◆ WORK INSTRUCTIONS ◆
Scan the data beneath this task and copy each line that includes "name".
╭──
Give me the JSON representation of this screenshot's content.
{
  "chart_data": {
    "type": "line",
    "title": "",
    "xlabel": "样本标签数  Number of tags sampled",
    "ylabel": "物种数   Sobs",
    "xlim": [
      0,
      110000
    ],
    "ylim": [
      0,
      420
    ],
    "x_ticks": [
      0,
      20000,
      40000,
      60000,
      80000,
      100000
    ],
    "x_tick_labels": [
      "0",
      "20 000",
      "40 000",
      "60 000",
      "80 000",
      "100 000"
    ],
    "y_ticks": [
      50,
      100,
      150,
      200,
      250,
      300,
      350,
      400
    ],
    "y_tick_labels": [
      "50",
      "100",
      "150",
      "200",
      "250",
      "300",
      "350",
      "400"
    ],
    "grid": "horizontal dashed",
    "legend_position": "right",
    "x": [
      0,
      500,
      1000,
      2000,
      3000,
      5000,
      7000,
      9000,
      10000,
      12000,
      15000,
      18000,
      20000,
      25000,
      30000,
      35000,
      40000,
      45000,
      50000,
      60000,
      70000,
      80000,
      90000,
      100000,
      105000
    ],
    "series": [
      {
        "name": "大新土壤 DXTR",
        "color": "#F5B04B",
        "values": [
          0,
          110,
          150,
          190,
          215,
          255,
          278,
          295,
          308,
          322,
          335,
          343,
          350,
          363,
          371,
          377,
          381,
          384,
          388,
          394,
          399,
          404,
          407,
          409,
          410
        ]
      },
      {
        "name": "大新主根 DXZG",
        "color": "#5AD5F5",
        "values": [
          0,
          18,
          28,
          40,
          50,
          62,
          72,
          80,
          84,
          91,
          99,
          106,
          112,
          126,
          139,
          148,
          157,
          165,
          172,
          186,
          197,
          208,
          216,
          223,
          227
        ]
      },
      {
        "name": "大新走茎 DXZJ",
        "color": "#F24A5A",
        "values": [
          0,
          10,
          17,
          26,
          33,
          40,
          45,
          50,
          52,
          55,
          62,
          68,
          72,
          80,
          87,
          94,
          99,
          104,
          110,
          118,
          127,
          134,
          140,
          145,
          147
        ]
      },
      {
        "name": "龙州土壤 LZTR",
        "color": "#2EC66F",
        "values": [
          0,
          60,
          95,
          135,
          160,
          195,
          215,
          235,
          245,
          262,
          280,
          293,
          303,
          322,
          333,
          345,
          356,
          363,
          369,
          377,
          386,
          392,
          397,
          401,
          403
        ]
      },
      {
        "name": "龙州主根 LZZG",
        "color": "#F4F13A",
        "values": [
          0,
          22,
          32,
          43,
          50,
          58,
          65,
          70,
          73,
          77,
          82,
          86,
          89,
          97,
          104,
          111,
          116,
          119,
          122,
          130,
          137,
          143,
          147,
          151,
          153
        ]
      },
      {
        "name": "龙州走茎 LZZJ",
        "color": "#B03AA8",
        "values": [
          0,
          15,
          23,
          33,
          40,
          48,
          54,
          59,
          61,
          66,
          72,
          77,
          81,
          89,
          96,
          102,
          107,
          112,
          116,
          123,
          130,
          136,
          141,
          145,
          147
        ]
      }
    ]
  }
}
╰──
◆ REPLY TO THE TASK ◆
        "name": "大新土壤 DXTR",
        "name": "大新主根 DXZG",
        "name": "大新走茎 DXZJ",
        "name": "龙州土壤 LZTR",
        "name": "龙州主根 LZZG",
        "name": "龙州走茎 LZZJ",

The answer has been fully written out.